Collect each line containing "illustration".
§
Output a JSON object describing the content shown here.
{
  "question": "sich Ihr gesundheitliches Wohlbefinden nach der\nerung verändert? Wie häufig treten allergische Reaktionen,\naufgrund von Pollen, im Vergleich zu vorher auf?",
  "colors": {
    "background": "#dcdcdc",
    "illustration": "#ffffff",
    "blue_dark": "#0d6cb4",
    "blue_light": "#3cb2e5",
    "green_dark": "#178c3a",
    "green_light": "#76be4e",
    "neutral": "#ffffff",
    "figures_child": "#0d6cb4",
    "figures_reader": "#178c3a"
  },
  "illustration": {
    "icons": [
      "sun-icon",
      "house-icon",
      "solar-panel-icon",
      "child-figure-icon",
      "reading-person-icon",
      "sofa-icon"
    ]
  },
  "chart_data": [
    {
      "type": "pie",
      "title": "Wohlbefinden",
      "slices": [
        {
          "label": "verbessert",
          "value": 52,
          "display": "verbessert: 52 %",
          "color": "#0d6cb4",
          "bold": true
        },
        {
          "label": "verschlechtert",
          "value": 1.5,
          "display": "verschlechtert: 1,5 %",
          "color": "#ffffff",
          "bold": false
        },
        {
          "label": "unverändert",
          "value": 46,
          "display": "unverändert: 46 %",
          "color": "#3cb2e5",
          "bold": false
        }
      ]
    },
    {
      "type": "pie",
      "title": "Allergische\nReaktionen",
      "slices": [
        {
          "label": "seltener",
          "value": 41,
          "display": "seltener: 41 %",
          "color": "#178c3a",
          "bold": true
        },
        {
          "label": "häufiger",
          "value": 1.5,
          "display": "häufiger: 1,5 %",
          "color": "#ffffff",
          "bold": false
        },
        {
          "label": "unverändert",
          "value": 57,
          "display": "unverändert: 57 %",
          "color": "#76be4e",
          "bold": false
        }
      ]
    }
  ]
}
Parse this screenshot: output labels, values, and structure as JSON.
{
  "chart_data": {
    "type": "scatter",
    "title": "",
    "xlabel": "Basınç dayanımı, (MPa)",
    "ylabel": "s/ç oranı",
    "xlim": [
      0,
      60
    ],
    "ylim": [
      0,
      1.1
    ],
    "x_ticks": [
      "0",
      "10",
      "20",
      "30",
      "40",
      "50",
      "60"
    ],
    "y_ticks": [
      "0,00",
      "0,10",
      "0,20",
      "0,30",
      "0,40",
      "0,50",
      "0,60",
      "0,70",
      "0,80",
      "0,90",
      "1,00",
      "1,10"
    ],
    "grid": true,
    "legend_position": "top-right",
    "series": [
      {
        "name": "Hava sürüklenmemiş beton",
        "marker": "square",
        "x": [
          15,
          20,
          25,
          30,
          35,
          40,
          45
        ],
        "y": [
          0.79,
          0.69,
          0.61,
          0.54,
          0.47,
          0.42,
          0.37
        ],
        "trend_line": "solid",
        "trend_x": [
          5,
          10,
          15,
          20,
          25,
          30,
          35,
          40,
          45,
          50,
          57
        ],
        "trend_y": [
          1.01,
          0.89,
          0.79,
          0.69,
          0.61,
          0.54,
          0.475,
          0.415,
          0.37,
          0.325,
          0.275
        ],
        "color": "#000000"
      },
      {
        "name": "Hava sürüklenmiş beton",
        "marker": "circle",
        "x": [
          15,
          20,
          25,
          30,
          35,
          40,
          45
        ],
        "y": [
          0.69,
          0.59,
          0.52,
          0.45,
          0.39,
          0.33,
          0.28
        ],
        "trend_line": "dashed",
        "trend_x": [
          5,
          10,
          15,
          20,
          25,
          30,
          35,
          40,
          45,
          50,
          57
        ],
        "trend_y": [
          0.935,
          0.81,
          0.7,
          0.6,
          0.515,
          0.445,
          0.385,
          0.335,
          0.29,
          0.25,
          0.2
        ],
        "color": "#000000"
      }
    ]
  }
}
§
Answer
    "illustration": "#ffffff",
  "illustration": {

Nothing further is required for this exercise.